━━━ Listed entries
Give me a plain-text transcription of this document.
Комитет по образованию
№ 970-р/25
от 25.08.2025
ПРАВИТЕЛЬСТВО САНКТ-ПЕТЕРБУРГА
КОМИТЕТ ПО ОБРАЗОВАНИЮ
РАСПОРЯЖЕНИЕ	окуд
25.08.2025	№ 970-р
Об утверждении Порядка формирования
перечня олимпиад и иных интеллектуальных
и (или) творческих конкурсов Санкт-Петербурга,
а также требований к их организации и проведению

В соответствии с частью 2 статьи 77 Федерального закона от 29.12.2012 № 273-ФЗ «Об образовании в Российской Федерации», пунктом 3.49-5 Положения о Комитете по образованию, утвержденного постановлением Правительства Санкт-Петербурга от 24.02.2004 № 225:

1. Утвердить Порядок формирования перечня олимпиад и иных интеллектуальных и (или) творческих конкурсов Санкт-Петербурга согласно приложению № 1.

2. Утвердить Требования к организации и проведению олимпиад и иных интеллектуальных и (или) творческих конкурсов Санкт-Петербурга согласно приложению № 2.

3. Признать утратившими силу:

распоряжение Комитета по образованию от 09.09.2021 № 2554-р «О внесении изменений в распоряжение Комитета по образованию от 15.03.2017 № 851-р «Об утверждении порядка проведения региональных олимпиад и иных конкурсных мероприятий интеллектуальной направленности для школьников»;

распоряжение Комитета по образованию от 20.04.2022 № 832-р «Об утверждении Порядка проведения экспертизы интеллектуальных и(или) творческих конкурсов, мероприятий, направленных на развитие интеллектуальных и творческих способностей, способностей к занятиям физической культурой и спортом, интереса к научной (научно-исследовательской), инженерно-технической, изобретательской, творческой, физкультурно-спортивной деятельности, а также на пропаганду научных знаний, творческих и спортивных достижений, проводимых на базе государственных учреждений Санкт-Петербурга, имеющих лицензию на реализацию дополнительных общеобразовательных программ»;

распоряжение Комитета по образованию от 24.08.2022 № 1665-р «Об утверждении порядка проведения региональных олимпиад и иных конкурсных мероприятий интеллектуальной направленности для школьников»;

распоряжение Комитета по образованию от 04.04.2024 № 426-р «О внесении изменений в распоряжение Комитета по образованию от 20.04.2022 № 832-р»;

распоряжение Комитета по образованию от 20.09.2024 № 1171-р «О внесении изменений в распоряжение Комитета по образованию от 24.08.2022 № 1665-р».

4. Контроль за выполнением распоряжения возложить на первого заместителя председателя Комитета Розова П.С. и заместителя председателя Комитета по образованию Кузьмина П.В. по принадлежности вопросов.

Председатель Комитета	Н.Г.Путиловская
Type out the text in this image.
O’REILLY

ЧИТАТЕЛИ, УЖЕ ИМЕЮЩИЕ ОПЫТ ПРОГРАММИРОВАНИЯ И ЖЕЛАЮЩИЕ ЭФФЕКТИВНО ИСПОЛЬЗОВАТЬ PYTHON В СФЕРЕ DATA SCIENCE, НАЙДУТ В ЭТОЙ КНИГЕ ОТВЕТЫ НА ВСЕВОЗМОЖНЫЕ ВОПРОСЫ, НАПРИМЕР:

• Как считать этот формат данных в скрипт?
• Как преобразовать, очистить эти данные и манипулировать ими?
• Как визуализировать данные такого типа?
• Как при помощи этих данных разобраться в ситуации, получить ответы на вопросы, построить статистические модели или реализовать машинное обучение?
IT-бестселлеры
━━━━━━
> **Exercise objective**
All of the material above needs to be copied exactly.

> **Final answer**
Give me a plain-text transcription of this document.
Комитет по образованию
№ 970-р/25
от 25.08.2025
ПРАВИТЕЛЬСТВО САНКТ-ПЕТЕРБУРГА
КОМИТЕТ ПО ОБРАЗОВАНИЮ
РАСПОРЯЖЕНИЕ	окуд
25.08.2025	№ 970-р
Об утверждении Порядка формирования
перечня олимпиад и иных интеллектуальных
и (или) творческих конкурсов Санкт-Петербурга,
а также требований к их организации и проведению

В соответствии с частью 2 статьи 77 Федерального закона от 29.12.2012 № 273-ФЗ «Об образовании в Российской Федерации», пунктом 3.49-5 Положения о Комитете по образованию, утвержденного постановлением Правительства Санкт-Петербурга от 24.02.2004 № 225:

1. Утвердить Порядок формирования перечня олимпиад и иных интеллектуальных и (или) творческих конкурсов Санкт-Петербурга согласно приложению № 1.

2. Утвердить Требования к организации и проведению олимпиад и иных интеллектуальных и (или) творческих конкурсов Санкт-Петербурга согласно приложению № 2.

3. Признать утратившими силу:

распоряжение Комитета по образованию от 09.09.2021 № 2554-р «О внесении изменений в распоряжение Комитета по образованию от 15.03.2017 № 851-р «Об утверждении порядка проведения региональных олимпиад и иных конкурсных мероприятий интеллектуальной направленности для школьников»;

распоряжение Комитета по образованию от 20.04.2022 № 832-р «Об утверждении Порядка проведения экспертизы интеллектуальных и(или) творческих конкурсов, мероприятий, направленных на развитие интеллектуальных и творческих способностей, способностей к занятиям физической культурой и спортом, интереса к научной (научно-исследовательской), инженерно-технической, изобретательской, творческой, физкультурно-спортивной деятельности, а также на пропаганду научных знаний, творческих и спортивных достижений, проводимых на базе государственных учреждений Санкт-Петербурга, имеющих лицензию на реализацию дополнительных общеобразовательных программ»;

распоряжение Комитета по образованию от 24.08.2022 № 1665-р «Об утверждении порядка проведения региональных олимпиад и иных конкурсных мероприятий интеллектуальной направленности для школьников»;

распоряжение Комитета по образованию от 04.04.2024 № 426-р «О внесении изменений в распоряжение Комитета по образованию от 20.04.2022 № 832-р»;

распоряжение Комитета по образованию от 20.09.2024 № 1171-р «О внесении изменений в распоряжение Комитета по образованию от 24.08.2022 № 1665-р».

4. Контроль за выполнением распоряжения возложить на первого заместителя председателя Комитета Розова П.С. и заместителя председателя Комитета по образованию Кузьмина П.В. по принадлежности вопросов.

Председатель Комитета	Н.Г.Путиловская
Type out the text in this image.
O’REILLY

ЧИТАТЕЛИ, УЖЕ ИМЕЮЩИЕ ОПЫТ ПРОГРАММИРОВАНИЯ И ЖЕЛАЮЩИЕ ЭФФЕКТИВНО ИСПОЛЬЗОВАТЬ PYTHON В СФЕРЕ DATA SCIENCE, НАЙДУТ В ЭТОЙ КНИГЕ ОТВЕТЫ НА ВСЕВОЗМОЖНЫЕ ВОПРОСЫ, НАПРИМЕР:

• Как считать этот формат данных в скрипт?
• Как преобразовать, очистить эти данные и манипулировать ими?
• Как визуализировать данные такого типа?
• Как при помощи этих данных разобраться в ситуации, получить ответы на вопросы, построить статистические модели или реализовать машинное обучение?
IT-бестселлеры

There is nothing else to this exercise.